• STATED TASK
How many lines of the records below contain the word "arrow"? Answer with the number alone.

++++ RECORDS SHOWN

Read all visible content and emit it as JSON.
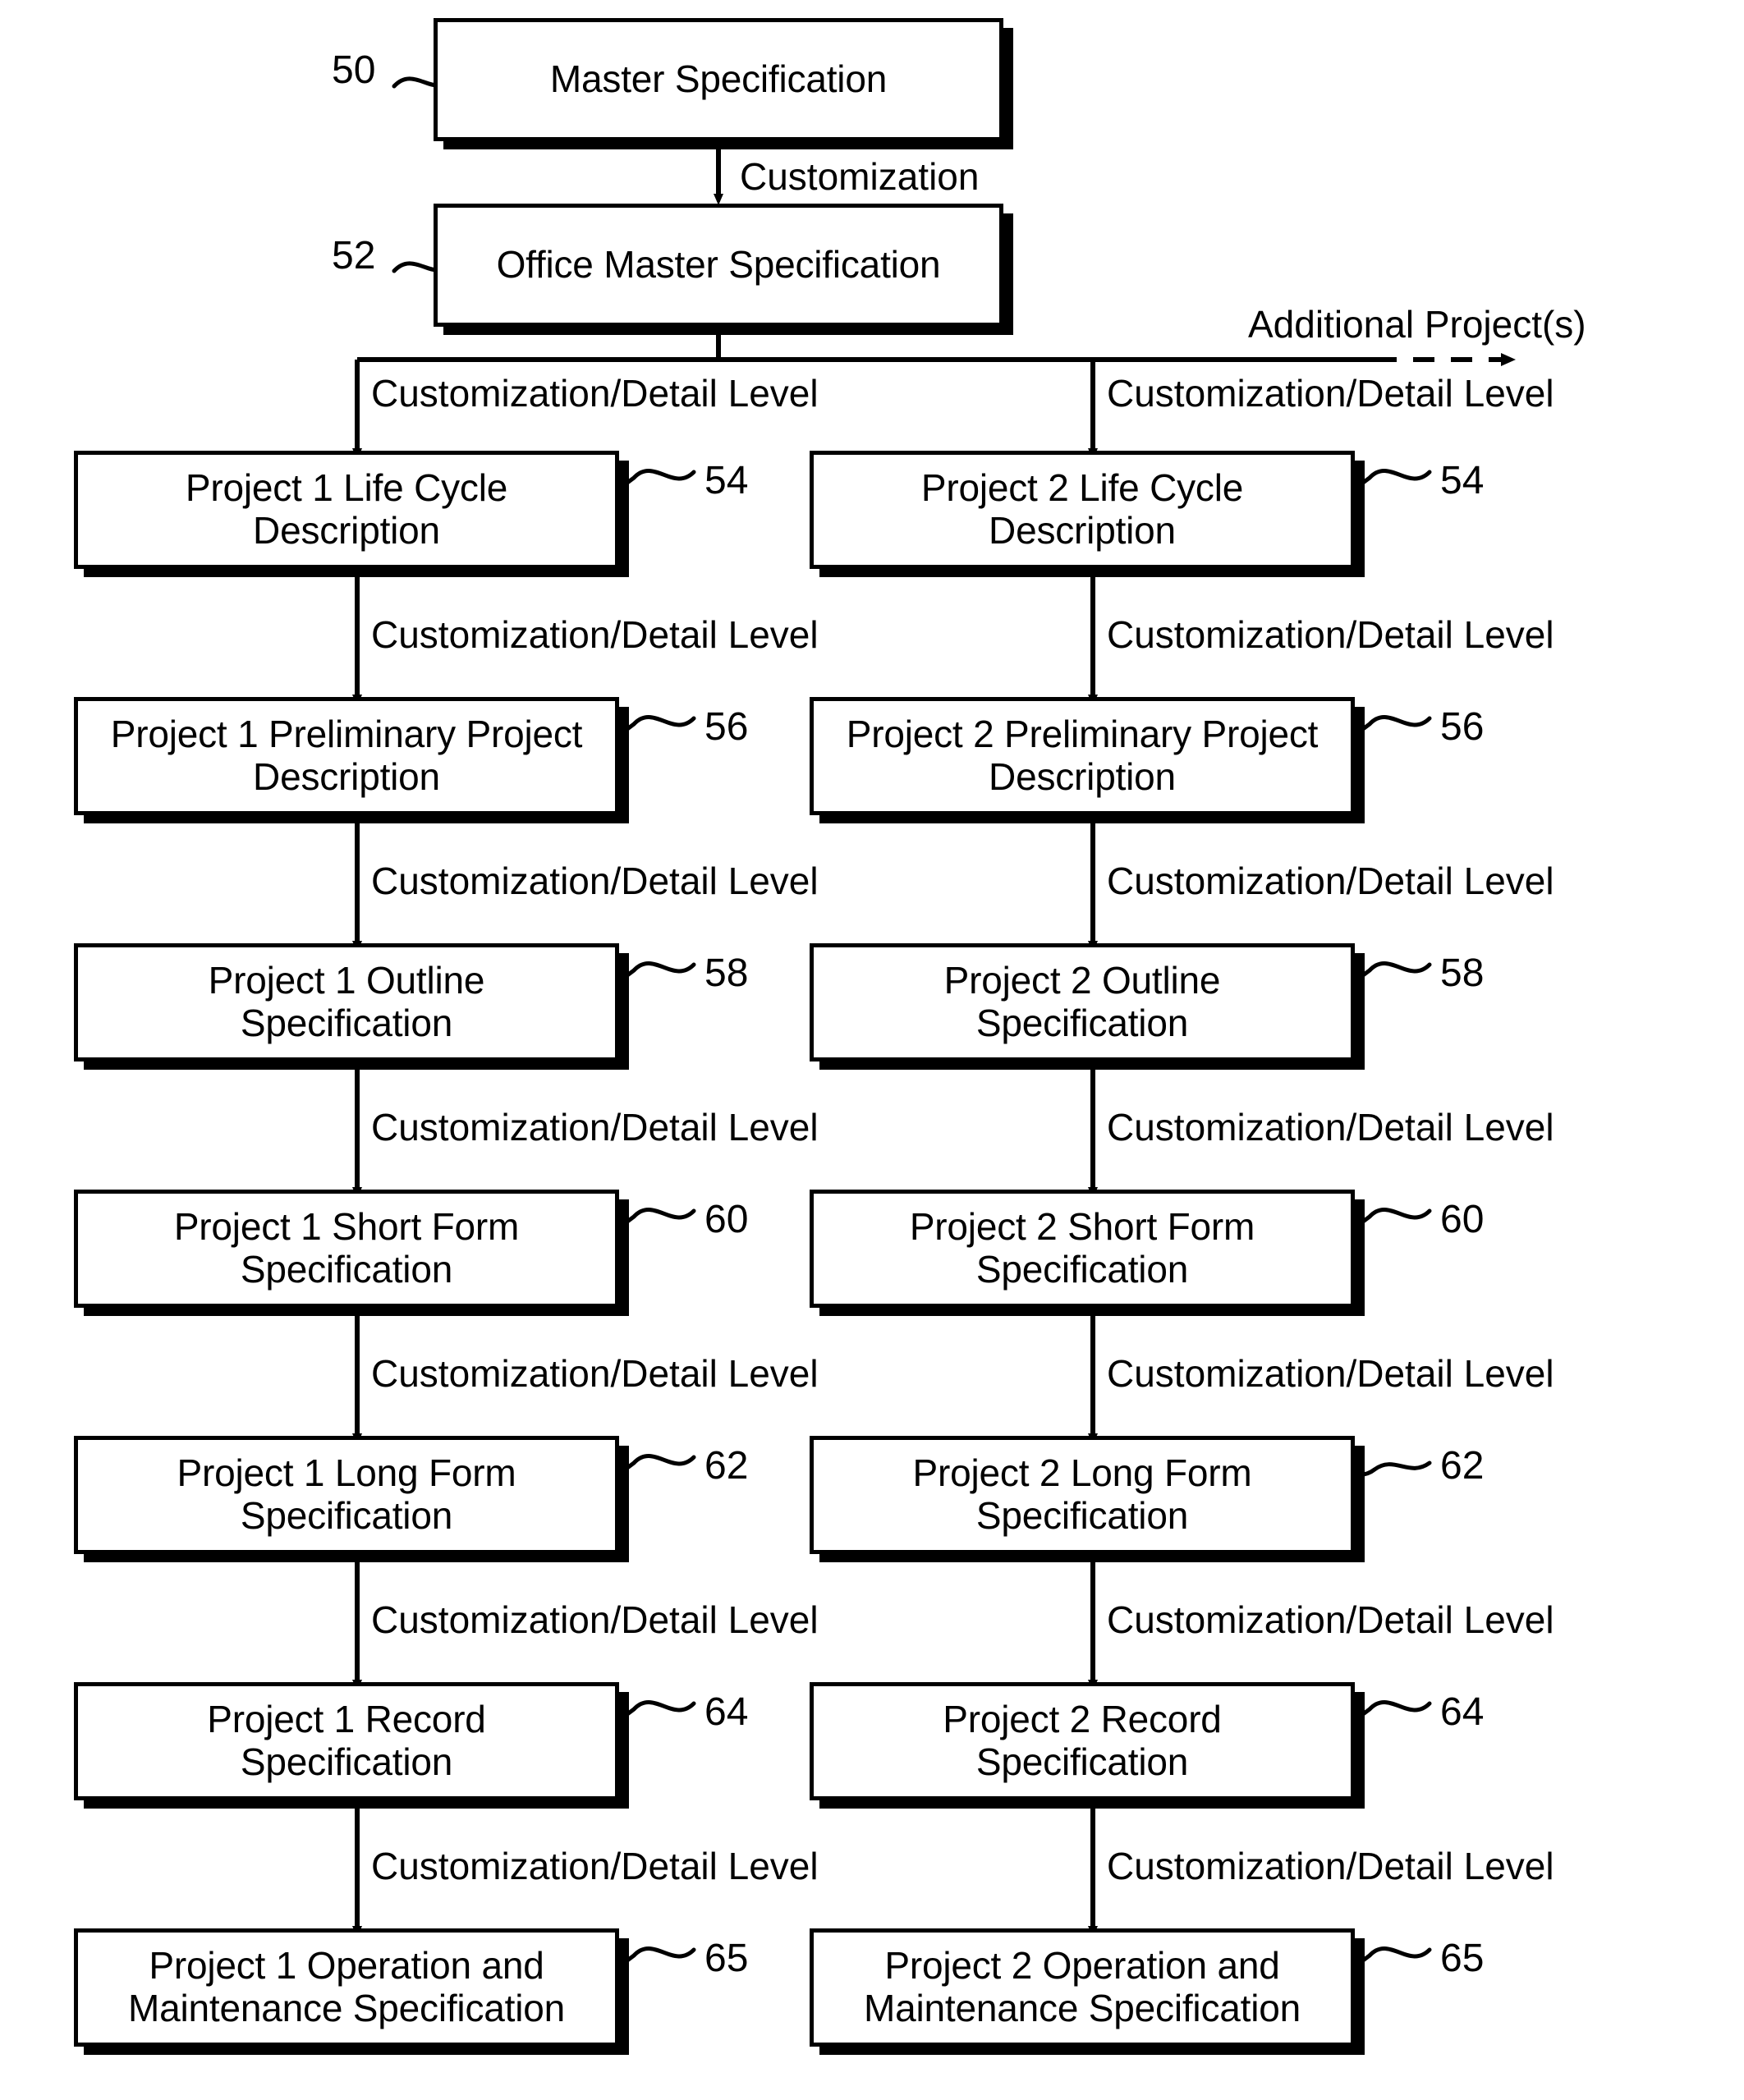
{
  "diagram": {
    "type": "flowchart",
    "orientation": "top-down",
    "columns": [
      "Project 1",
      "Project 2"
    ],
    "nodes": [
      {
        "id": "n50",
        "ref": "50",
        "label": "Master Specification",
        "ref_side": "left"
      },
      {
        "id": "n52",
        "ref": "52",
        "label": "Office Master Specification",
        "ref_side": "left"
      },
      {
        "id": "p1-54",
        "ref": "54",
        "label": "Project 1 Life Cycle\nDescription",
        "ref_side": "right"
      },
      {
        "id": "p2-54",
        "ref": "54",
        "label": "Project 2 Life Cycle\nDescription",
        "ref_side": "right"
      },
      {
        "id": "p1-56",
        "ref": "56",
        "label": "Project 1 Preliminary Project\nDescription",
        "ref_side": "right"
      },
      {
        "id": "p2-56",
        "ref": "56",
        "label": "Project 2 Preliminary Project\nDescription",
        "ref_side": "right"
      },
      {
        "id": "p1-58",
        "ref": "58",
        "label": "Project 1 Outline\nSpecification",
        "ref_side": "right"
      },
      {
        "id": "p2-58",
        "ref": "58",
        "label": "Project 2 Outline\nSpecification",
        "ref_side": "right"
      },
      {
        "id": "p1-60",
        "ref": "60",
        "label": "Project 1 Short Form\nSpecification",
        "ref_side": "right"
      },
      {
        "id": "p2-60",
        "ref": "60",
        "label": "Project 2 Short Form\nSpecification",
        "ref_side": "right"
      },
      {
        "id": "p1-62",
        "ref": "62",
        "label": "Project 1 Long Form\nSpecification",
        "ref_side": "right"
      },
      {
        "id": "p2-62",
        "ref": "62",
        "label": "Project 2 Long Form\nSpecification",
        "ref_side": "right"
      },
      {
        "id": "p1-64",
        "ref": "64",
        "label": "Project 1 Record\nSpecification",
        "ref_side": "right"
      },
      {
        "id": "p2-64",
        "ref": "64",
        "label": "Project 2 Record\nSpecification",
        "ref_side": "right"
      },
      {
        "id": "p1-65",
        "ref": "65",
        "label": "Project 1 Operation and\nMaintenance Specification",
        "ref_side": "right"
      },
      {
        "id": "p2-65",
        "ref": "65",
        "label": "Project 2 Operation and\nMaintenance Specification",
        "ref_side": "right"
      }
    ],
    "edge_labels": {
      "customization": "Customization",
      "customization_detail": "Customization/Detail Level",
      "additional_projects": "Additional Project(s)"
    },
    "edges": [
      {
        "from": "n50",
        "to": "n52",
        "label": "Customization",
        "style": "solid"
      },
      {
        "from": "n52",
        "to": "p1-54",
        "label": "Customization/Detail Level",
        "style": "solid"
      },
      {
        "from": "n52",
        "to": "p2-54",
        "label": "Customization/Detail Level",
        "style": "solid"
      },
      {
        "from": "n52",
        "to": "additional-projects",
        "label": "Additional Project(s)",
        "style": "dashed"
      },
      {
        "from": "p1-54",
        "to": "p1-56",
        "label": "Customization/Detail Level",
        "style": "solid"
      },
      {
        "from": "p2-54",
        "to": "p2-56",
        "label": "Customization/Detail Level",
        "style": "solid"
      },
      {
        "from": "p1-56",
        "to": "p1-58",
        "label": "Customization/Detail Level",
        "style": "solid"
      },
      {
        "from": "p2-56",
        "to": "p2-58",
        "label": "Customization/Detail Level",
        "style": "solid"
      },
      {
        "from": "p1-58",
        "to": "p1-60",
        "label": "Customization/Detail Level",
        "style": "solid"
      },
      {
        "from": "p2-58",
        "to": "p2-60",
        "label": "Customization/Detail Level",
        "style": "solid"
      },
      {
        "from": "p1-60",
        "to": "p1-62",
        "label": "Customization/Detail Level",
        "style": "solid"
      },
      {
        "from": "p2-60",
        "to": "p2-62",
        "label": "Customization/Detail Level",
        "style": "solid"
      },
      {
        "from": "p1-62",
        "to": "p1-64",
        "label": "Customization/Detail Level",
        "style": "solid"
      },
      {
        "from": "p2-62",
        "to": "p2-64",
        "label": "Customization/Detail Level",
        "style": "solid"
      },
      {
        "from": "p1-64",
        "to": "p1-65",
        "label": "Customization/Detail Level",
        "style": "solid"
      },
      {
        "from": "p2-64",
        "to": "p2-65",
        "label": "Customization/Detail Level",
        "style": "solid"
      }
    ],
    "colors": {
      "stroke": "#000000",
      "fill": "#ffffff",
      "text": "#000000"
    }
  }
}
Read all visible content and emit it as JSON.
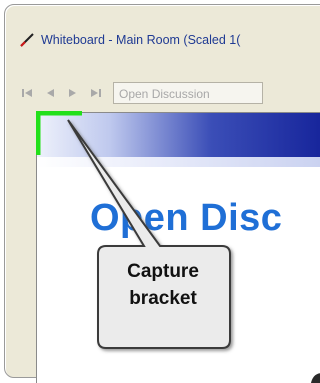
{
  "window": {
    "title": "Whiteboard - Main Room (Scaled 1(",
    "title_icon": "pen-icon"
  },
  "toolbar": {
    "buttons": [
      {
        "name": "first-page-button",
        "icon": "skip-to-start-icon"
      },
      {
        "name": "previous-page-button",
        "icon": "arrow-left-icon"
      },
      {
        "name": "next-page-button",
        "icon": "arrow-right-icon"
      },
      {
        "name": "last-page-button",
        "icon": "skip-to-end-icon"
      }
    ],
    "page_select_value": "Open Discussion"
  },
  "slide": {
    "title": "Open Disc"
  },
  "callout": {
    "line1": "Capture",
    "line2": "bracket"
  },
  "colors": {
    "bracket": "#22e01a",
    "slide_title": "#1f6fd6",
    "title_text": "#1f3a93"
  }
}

++++++++

• THE OUTPUT
2